_TASK TO CARRY OUT_.
Please report every line from the material that contains the word "mill".

_DATA SUPPLIED_.
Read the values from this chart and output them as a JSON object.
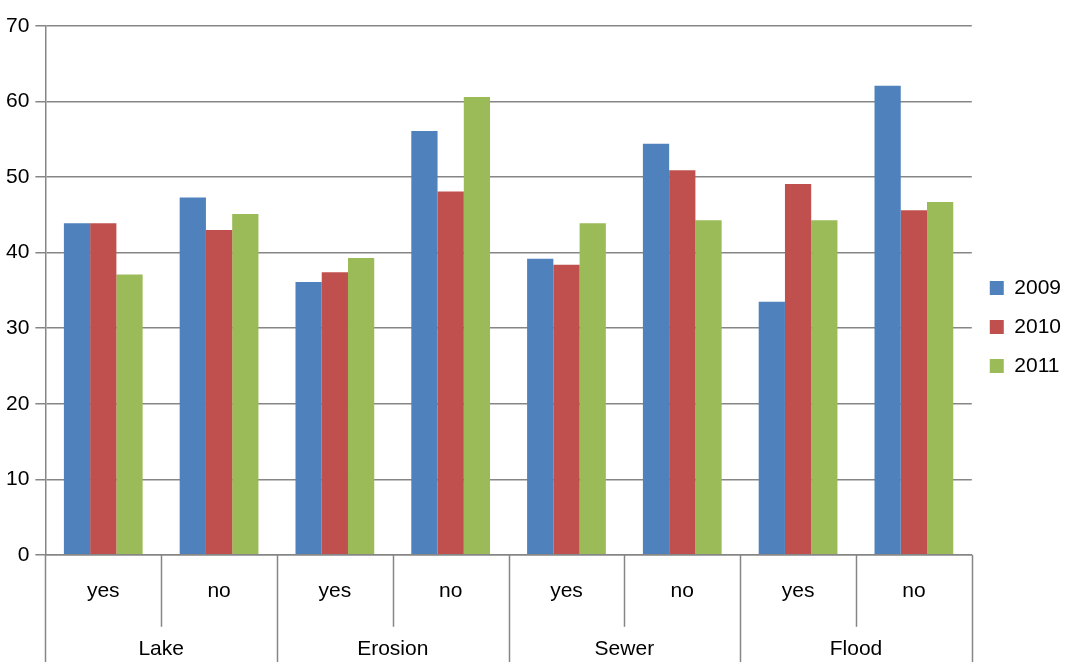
{
  "chart_data": {
    "type": "bar",
    "categories": [
      "yes",
      "no",
      "yes",
      "no",
      "yes",
      "no",
      "yes",
      "no"
    ],
    "series": [
      {
        "name": "2009",
        "color": "#4f81bd",
        "values": [
          43.9,
          47.3,
          36.1,
          56.1,
          39.2,
          54.4,
          33.5,
          62.1
        ]
      },
      {
        "name": "2010",
        "color": "#c0504d",
        "values": [
          43.9,
          43.0,
          37.4,
          48.1,
          38.4,
          50.9,
          49.1,
          45.6
        ]
      },
      {
        "name": "2011",
        "color": "#9bbb59",
        "values": [
          37.1,
          45.1,
          39.3,
          60.6,
          43.9,
          44.3,
          44.3,
          46.7
        ]
      }
    ],
    "annotations": [
      "Lake",
      "Erosion",
      "Sewer",
      "Flood"
    ],
    "ylim": [
      0,
      70
    ],
    "yticks": [
      0,
      10,
      20,
      30,
      40,
      50,
      60,
      70
    ],
    "grid": "y",
    "legend": "right"
  }
}
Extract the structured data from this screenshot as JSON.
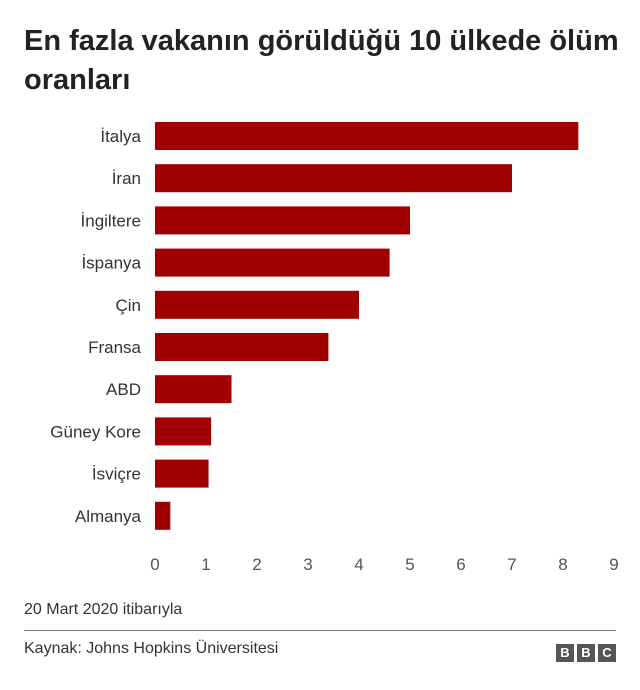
{
  "chart_data": {
    "type": "bar",
    "orientation": "horizontal",
    "title": "En fazla vakanın görüldüğü 10 ülkede ölüm oranları",
    "categories": [
      "İtalya",
      "İran",
      "İngiltere",
      "İspanya",
      "Çin",
      "Fransa",
      "ABD",
      "Güney Kore",
      "İsviçre",
      "Almanya"
    ],
    "values": [
      8.3,
      7.0,
      5.0,
      4.6,
      4.0,
      3.4,
      1.5,
      1.1,
      1.05,
      0.3
    ],
    "xlim": [
      0,
      9
    ],
    "xticks": [
      "0",
      "1",
      "2",
      "3",
      "4",
      "5",
      "6",
      "7",
      "8",
      "9"
    ],
    "grid": false,
    "bar_color": "#a00000"
  },
  "footer": {
    "note": "20 Mart 2020 itibarıyla",
    "source": "Kaynak: Johns Hopkins Üniversitesi",
    "logo_letters": [
      "B",
      "B",
      "C"
    ]
  }
}
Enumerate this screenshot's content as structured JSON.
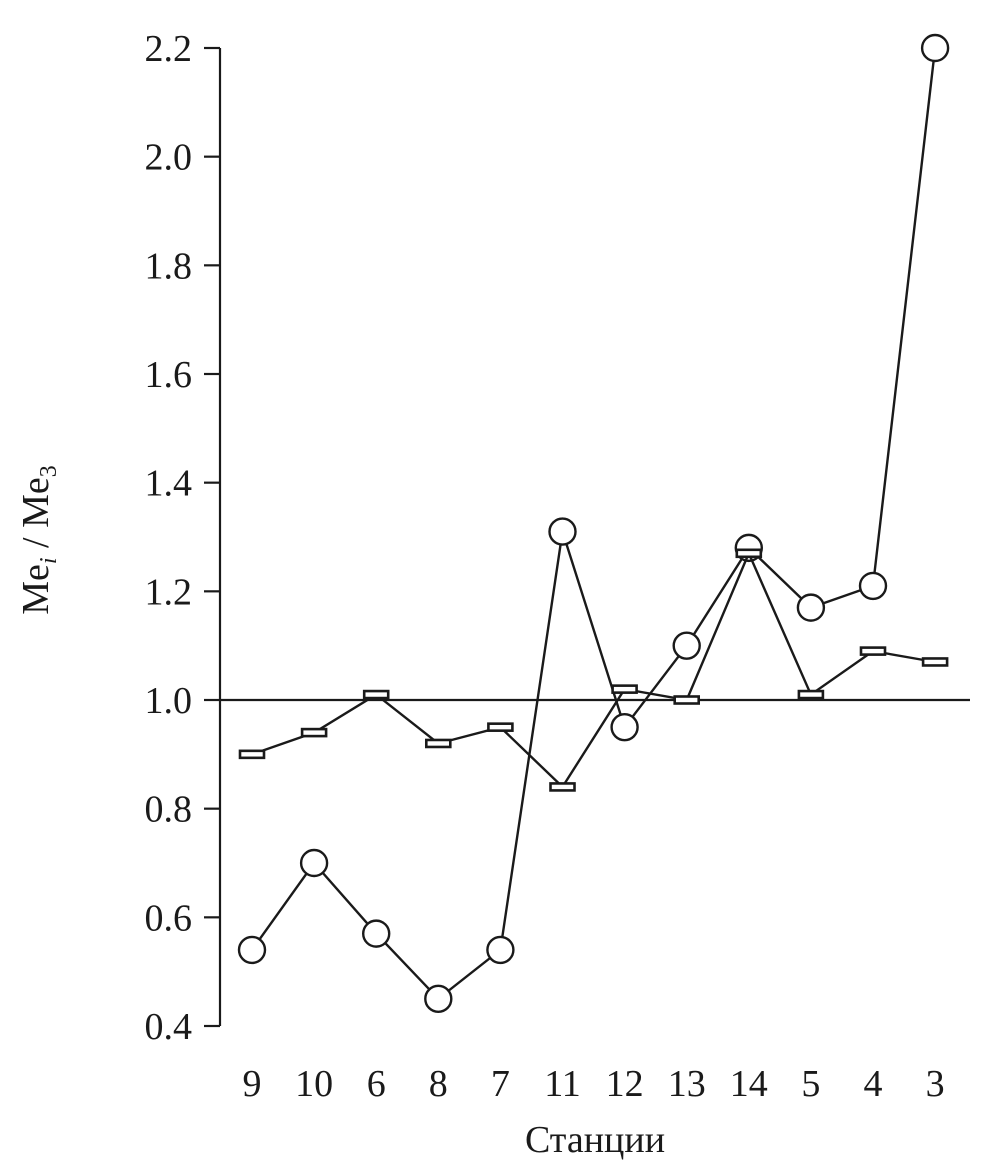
{
  "chart_data": {
    "type": "line",
    "ylabel": {
      "main": "Me",
      "sub1": "i",
      "sep": " / Me",
      "sub2": "3"
    },
    "xlabel": "Станции",
    "categories": [
      "9",
      "10",
      "6",
      "8",
      "7",
      "11",
      "12",
      "13",
      "14",
      "5",
      "4",
      "3"
    ],
    "yticks": [
      "0.4",
      "0.6",
      "0.8",
      "1.0",
      "1.2",
      "1.4",
      "1.6",
      "1.8",
      "2.0",
      "2.2"
    ],
    "ylim": [
      0.4,
      2.2
    ],
    "reference_line": 1.0,
    "grid": false,
    "series": [
      {
        "marker": "circle",
        "values": [
          0.54,
          0.7,
          0.57,
          0.45,
          0.54,
          1.31,
          0.95,
          1.1,
          1.28,
          1.17,
          1.21,
          2.2
        ]
      },
      {
        "marker": "dash",
        "values": [
          0.9,
          0.94,
          1.01,
          0.92,
          0.95,
          0.84,
          1.02,
          1.0,
          1.27,
          1.01,
          1.09,
          1.07
        ]
      }
    ],
    "colors": {
      "ink": "#1a1a1a",
      "background": "#ffffff"
    }
  }
}
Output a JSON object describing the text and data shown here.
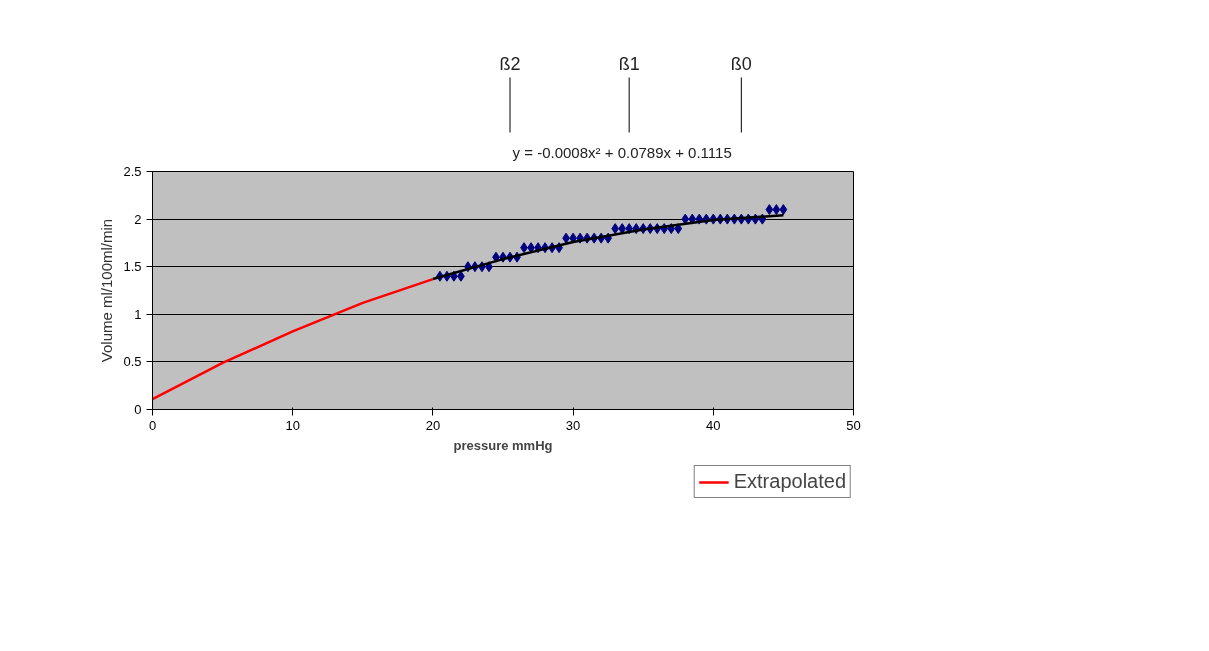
{
  "chart_data": {
    "type": "scatter",
    "xlabel": "pressure mmHg",
    "ylabel": "Volume ml/100ml/min",
    "xlim": [
      0,
      50
    ],
    "ylim": [
      0,
      2.5
    ],
    "xticks": [
      0,
      10,
      20,
      30,
      40,
      50
    ],
    "yticks": [
      0,
      0.5,
      1,
      1.5,
      2,
      2.5
    ],
    "grid": "y",
    "legend": "bottom right",
    "annotations": [
      "y = -0.0008x² + 0.0789x + 0.1115",
      "ß2",
      "ß1",
      "ß0"
    ],
    "series": [
      {
        "marker": "diamond",
        "color": "#000080",
        "x": [
          20.5,
          21,
          21.5,
          22,
          22.5,
          23,
          23.5,
          24,
          24.5,
          25,
          25.5,
          26,
          26.5,
          27,
          27.5,
          28,
          28.5,
          29,
          29.5,
          30,
          30.5,
          31,
          31.5,
          32,
          32.5,
          33,
          33.5,
          34,
          34.5,
          35,
          35.5,
          36,
          36.5,
          37,
          37.5,
          38,
          38.5,
          39,
          39.5,
          40,
          40.5,
          41,
          41.5,
          42,
          42.5,
          43,
          43.5,
          44,
          44.5,
          45
        ],
        "values": [
          1.4,
          1.4,
          1.4,
          1.4,
          1.5,
          1.5,
          1.5,
          1.5,
          1.6,
          1.6,
          1.6,
          1.6,
          1.7,
          1.7,
          1.7,
          1.7,
          1.7,
          1.7,
          1.8,
          1.8,
          1.8,
          1.8,
          1.8,
          1.8,
          1.8,
          1.9,
          1.9,
          1.9,
          1.9,
          1.9,
          1.9,
          1.9,
          1.9,
          1.9,
          1.9,
          2.0,
          2.0,
          2.0,
          2.0,
          2.0,
          2.0,
          2.0,
          2.0,
          2.0,
          2.0,
          2.0,
          2.0,
          2.1,
          2.1,
          2.1
        ]
      },
      {
        "type": "line",
        "color": "#000000",
        "x": [
          20,
          25,
          30,
          35,
          40,
          45
        ],
        "values": [
          1.37,
          1.58,
          1.76,
          1.89,
          1.99,
          2.04
        ]
      },
      {
        "type": "line",
        "name": "Extrapolated",
        "color": "#ff0000",
        "x": [
          0,
          5,
          10,
          15,
          20
        ],
        "values": [
          0.11,
          0.49,
          0.82,
          1.12,
          1.37
        ]
      }
    ]
  }
}
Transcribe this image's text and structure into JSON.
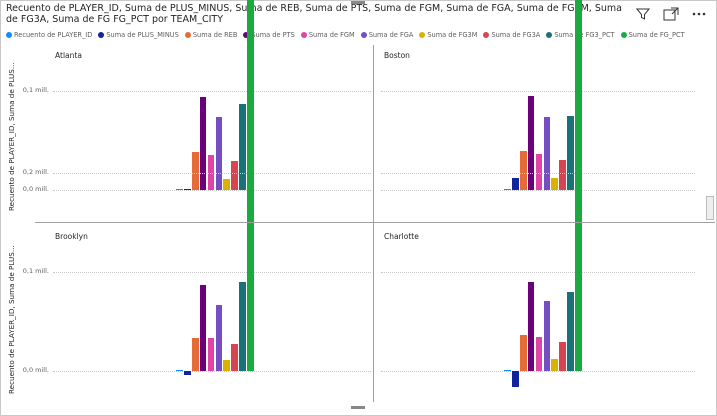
{
  "title": "Recuento de PLAYER_ID, Suma de PLUS_MINUS, Suma de REB, Suma de PTS, Suma de FGM, Suma de FGA, Suma de FG3M, Suma de FG3A, Suma de FG FG_PCT por TEAM_CITY",
  "icons": {
    "filter": "filter-icon",
    "focus": "focus-mode-icon",
    "more": "more-options-icon"
  },
  "chart_data": {
    "type": "bar",
    "series": [
      {
        "name": "Recuento de PLAYER_ID",
        "color": "#118DFF"
      },
      {
        "name": "Suma de PLUS_MINUS",
        "color": "#12239E"
      },
      {
        "name": "Suma de REB",
        "color": "#E66C37"
      },
      {
        "name": "Suma de PTS",
        "color": "#6B007B"
      },
      {
        "name": "Suma de FGM",
        "color": "#E044A7"
      },
      {
        "name": "Suma de FGA",
        "color": "#744EC2"
      },
      {
        "name": "Suma de FG3M",
        "color": "#D9B300"
      },
      {
        "name": "Suma de FG3A",
        "color": "#D64550"
      },
      {
        "name": "Suma de FG3_PCT",
        "color": "#197278"
      },
      {
        "name": "Suma de FG_PCT",
        "color": "#1AAB40"
      }
    ],
    "ylabel": "Recuento de PLAYER_ID, Suma de PLUS...",
    "yticks": [
      {
        "value": 0,
        "label": "0,0 mill."
      },
      {
        "value": 0.1,
        "label": "0,1 mill."
      },
      {
        "value": 0.2,
        "label": "0,2 mill."
      }
    ],
    "ylim": [
      0,
      0.22
    ],
    "panels": [
      {
        "label": "Atlanta",
        "values": [
          0.001,
          0.001,
          0.038,
          0.094,
          0.035,
          0.074,
          0.011,
          0.029,
          0.087,
          0.215
        ]
      },
      {
        "label": "Boston",
        "values": [
          0.001,
          0.012,
          0.039,
          0.095,
          0.036,
          0.074,
          0.012,
          0.03,
          0.075,
          0.209
        ]
      },
      {
        "label": "Brooklyn",
        "values": [
          0.001,
          -0.004,
          0.033,
          0.087,
          0.033,
          0.067,
          0.011,
          0.027,
          0.09,
          0.203
        ]
      },
      {
        "label": "Charlotte",
        "values": [
          0.001,
          -0.016,
          0.036,
          0.09,
          0.034,
          0.071,
          0.012,
          0.029,
          0.08,
          0.209
        ]
      }
    ]
  }
}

_RESPONSE TO THE EXERCISE_.
        "label": "0,0 mill."
        "label": "0,1 mill."
        "label": "0,2 mill."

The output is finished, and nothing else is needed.